Write out every record below exactly as it appears.
-- start Provided data --
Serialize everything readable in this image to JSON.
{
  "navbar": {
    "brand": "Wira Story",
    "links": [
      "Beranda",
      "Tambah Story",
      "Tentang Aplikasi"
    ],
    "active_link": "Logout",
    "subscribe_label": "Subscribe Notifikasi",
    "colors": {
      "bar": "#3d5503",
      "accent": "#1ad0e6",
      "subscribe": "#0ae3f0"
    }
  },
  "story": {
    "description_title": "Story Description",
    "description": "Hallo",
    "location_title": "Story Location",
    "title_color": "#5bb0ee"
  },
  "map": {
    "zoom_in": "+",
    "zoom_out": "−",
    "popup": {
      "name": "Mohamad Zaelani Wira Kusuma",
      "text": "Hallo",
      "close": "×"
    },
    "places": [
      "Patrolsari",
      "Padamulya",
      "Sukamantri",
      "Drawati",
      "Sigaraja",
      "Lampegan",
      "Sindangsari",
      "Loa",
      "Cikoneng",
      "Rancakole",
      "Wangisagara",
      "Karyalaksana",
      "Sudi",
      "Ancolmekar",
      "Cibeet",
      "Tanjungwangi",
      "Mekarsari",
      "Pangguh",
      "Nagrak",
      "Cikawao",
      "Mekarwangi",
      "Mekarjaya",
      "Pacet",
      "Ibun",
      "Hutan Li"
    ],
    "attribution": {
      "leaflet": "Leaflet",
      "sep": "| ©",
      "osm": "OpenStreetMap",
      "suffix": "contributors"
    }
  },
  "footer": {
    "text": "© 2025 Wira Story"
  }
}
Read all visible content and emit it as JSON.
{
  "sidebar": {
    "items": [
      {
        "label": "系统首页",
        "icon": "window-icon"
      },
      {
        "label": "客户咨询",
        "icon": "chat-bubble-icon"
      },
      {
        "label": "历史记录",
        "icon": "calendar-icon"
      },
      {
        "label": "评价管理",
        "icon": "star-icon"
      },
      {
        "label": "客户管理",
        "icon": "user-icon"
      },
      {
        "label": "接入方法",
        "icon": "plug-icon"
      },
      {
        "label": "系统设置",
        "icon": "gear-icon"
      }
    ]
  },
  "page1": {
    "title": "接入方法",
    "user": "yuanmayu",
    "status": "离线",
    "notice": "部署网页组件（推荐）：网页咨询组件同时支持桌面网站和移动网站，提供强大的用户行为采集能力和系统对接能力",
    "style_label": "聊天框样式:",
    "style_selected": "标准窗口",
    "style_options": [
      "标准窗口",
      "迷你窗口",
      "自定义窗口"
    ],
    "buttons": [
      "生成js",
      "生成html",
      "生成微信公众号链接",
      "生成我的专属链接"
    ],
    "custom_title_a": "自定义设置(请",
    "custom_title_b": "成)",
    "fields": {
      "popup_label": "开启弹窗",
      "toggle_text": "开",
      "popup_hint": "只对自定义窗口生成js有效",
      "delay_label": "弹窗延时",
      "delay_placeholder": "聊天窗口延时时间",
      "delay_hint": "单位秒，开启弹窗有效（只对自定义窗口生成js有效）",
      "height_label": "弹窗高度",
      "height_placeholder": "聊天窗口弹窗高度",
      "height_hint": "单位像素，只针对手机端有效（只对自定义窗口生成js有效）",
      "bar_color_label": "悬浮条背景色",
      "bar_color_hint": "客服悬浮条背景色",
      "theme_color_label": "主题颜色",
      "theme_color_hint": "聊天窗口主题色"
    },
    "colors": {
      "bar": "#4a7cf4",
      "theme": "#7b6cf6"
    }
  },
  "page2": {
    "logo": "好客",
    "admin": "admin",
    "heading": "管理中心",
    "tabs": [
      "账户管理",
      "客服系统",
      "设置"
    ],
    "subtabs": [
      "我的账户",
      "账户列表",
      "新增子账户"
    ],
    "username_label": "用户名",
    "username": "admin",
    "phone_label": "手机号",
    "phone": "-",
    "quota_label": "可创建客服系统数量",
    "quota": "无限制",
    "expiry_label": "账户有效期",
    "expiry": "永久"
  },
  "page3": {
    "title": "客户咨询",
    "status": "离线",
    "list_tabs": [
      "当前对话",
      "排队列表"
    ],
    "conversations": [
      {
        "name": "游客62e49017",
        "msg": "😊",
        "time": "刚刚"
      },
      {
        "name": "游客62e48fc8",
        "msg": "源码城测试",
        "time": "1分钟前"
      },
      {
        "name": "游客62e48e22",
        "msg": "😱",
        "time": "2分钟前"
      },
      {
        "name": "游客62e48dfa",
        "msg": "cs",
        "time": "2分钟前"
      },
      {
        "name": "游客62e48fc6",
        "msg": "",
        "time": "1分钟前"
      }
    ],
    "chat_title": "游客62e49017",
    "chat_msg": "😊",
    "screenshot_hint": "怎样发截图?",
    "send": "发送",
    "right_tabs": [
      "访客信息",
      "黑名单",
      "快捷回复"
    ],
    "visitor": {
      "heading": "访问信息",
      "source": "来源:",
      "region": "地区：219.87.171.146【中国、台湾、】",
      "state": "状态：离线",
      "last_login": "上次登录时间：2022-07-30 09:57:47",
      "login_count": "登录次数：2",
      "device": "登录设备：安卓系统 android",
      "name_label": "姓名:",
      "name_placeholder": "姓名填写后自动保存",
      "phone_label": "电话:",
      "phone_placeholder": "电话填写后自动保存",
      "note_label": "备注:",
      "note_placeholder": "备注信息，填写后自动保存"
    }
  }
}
-- end Provided data --
### Response to this exercise
Serialize everything readable in this image to JSON.
{
  "navbar": {
    "brand": "Wira Story",
    "links": [
      "Beranda",
      "Tambah Story",
      "Tentang Aplikasi"
    ],
    "active_link": "Logout",
    "subscribe_label": "Subscribe Notifikasi",
    "colors": {
      "bar": "#3d5503",
      "accent": "#1ad0e6",
      "subscribe": "#0ae3f0"
    }
  },
  "story": {
    "description_title": "Story Description",
    "description": "Hallo",
    "location_title": "Story Location",
    "title_color": "#5bb0ee"
  },
  "map": {
    "zoom_in": "+",
    "zoom_out": "−",
    "popup": {
      "name": "Mohamad Zaelani Wira Kusuma",
      "text": "Hallo",
      "close": "×"
    },
    "places": [
      "Patrolsari",
      "Padamulya",
      "Sukamantri",
      "Drawati",
      "Sigaraja",
      "Lampegan",
      "Sindangsari",
      "Loa",
      "Cikoneng",
      "Rancakole",
      "Wangisagara",
      "Karyalaksana",
      "Sudi",
      "Ancolmekar",
      "Cibeet",
      "Tanjungwangi",
      "Mekarsari",
      "Pangguh",
      "Nagrak",
      "Cikawao",
      "Mekarwangi",
      "Mekarjaya",
      "Pacet",
      "Ibun",
      "Hutan Li"
    ],
    "attribution": {
      "leaflet": "Leaflet",
      "sep": "| ©",
      "osm": "OpenStreetMap",
      "suffix": "contributors"
    }
  },
  "footer": {
    "text": "© 2025 Wira Story"
  }
}
Read all visible content and emit it as JSON.
{
  "sidebar": {
    "items": [
      {
        "label": "系统首页",
        "icon": "window-icon"
      },
      {
        "label": "客户咨询",
        "icon": "chat-bubble-icon"
      },
      {
        "label": "历史记录",
        "icon": "calendar-icon"
      },
      {
        "label": "评价管理",
        "icon": "star-icon"
      },
      {
        "label": "客户管理",
        "icon": "user-icon"
      },
      {
        "label": "接入方法",
        "icon": "plug-icon"
      },
      {
        "label": "系统设置",
        "icon": "gear-icon"
      }
    ]
  },
  "page1": {
    "title": "接入方法",
    "user": "yuanmayu",
    "status": "离线",
    "notice": "部署网页组件（推荐）：网页咨询组件同时支持桌面网站和移动网站，提供强大的用户行为采集能力和系统对接能力",
    "style_label": "聊天框样式:",
    "style_selected": "标准窗口",
    "style_options": [
      "标准窗口",
      "迷你窗口",
      "自定义窗口"
    ],
    "buttons": [
      "生成js",
      "生成html",
      "生成微信公众号链接",
      "生成我的专属链接"
    ],
    "custom_title_a": "自定义设置(请",
    "custom_title_b": "成)",
    "fields": {
      "popup_label": "开启弹窗",
      "toggle_text": "开",
      "popup_hint": "只对自定义窗口生成js有效",
      "delay_label": "弹窗延时",
      "delay_placeholder": "聊天窗口延时时间",
      "delay_hint": "单位秒，开启弹窗有效（只对自定义窗口生成js有效）",
      "height_label": "弹窗高度",
      "height_placeholder": "聊天窗口弹窗高度",
      "height_hint": "单位像素，只针对手机端有效（只对自定义窗口生成js有效）",
      "bar_color_label": "悬浮条背景色",
      "bar_color_hint": "客服悬浮条背景色",
      "theme_color_label": "主题颜色",
      "theme_color_hint": "聊天窗口主题色"
    },
    "colors": {
      "bar": "#4a7cf4",
      "theme": "#7b6cf6"
    }
  },
  "page2": {
    "logo": "好客",
    "admin": "admin",
    "heading": "管理中心",
    "tabs": [
      "账户管理",
      "客服系统",
      "设置"
    ],
    "subtabs": [
      "我的账户",
      "账户列表",
      "新增子账户"
    ],
    "username_label": "用户名",
    "username": "admin",
    "phone_label": "手机号",
    "phone": "-",
    "quota_label": "可创建客服系统数量",
    "quota": "无限制",
    "expiry_label": "账户有效期",
    "expiry": "永久"
  },
  "page3": {
    "title": "客户咨询",
    "status": "离线",
    "list_tabs": [
      "当前对话",
      "排队列表"
    ],
    "conversations": [
      {
        "name": "游客62e49017",
        "msg": "😊",
        "time": "刚刚"
      },
      {
        "name": "游客62e48fc8",
        "msg": "源码城测试",
        "time": "1分钟前"
      },
      {
        "name": "游客62e48e22",
        "msg": "😱",
        "time": "2分钟前"
      },
      {
        "name": "游客62e48dfa",
        "msg": "cs",
        "time": "2分钟前"
      },
      {
        "name": "游客62e48fc6",
        "msg": "",
        "time": "1分钟前"
      }
    ],
    "chat_title": "游客62e49017",
    "chat_msg": "😊",
    "screenshot_hint": "怎样发截图?",
    "send": "发送",
    "right_tabs": [
      "访客信息",
      "黑名单",
      "快捷回复"
    ],
    "visitor": {
      "heading": "访问信息",
      "source": "来源:",
      "region": "地区：219.87.171.146【中国、台湾、】",
      "state": "状态：离线",
      "last_login": "上次登录时间：2022-07-30 09:57:47",
      "login_count": "登录次数：2",
      "device": "登录设备：安卓系统 android",
      "name_label": "姓名:",
      "name_placeholder": "姓名填写后自动保存",
      "phone_label": "电话:",
      "phone_placeholder": "电话填写后自动保存",
      "note_label": "备注:",
      "note_placeholder": "备注信息，填写后自动保存"
    }
  }
}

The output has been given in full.